═══ Working data ═══
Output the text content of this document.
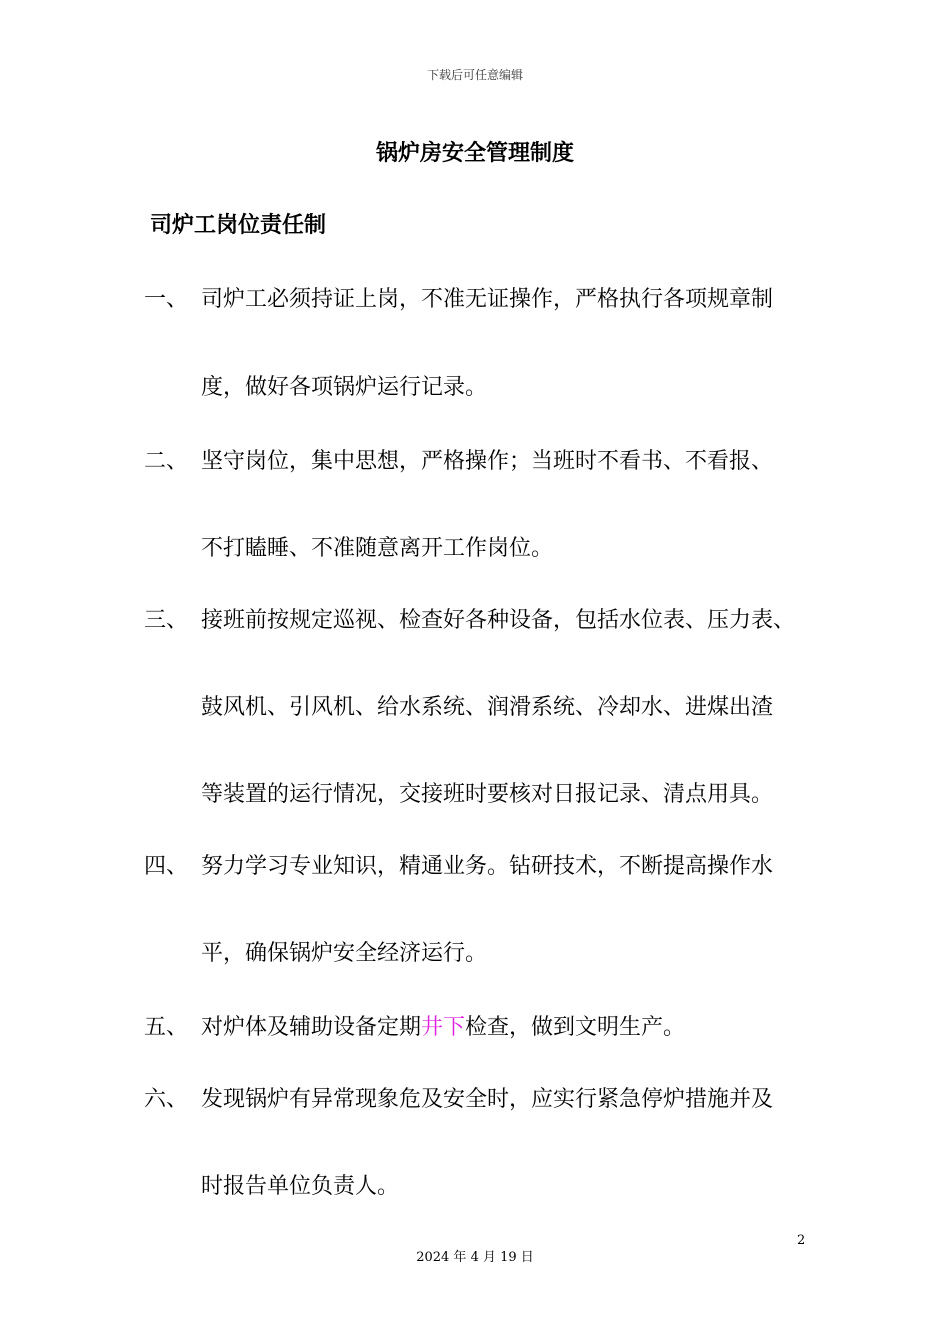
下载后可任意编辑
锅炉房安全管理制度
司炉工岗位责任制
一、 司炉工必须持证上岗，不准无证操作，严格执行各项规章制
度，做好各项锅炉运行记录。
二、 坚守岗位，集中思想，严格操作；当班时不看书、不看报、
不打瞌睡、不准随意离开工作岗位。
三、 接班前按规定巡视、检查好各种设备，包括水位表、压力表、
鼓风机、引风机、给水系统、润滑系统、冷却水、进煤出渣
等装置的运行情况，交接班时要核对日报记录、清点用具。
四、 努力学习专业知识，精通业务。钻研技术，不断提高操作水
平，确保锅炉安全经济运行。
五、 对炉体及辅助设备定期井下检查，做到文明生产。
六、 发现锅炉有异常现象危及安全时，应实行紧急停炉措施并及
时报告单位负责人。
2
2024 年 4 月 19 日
═══
═══ Working data ═══
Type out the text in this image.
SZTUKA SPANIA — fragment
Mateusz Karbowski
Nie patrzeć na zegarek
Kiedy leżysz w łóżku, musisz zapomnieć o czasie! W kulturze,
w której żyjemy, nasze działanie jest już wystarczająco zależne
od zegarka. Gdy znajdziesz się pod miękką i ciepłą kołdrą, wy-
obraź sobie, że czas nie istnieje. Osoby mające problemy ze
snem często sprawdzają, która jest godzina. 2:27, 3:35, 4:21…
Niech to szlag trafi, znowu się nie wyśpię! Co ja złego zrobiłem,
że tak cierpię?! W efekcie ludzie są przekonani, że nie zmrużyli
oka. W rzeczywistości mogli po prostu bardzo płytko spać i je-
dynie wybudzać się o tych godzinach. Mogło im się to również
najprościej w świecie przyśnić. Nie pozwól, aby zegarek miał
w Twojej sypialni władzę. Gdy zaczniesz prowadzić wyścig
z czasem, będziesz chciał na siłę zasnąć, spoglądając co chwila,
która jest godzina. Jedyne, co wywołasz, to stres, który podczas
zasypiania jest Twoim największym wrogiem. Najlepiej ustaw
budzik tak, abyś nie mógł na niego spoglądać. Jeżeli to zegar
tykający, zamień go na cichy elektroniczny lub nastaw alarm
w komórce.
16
═══
- [Directions for this task] Count each line where the string "zegarek" occurs, and write only the number.

- [Expected output] 2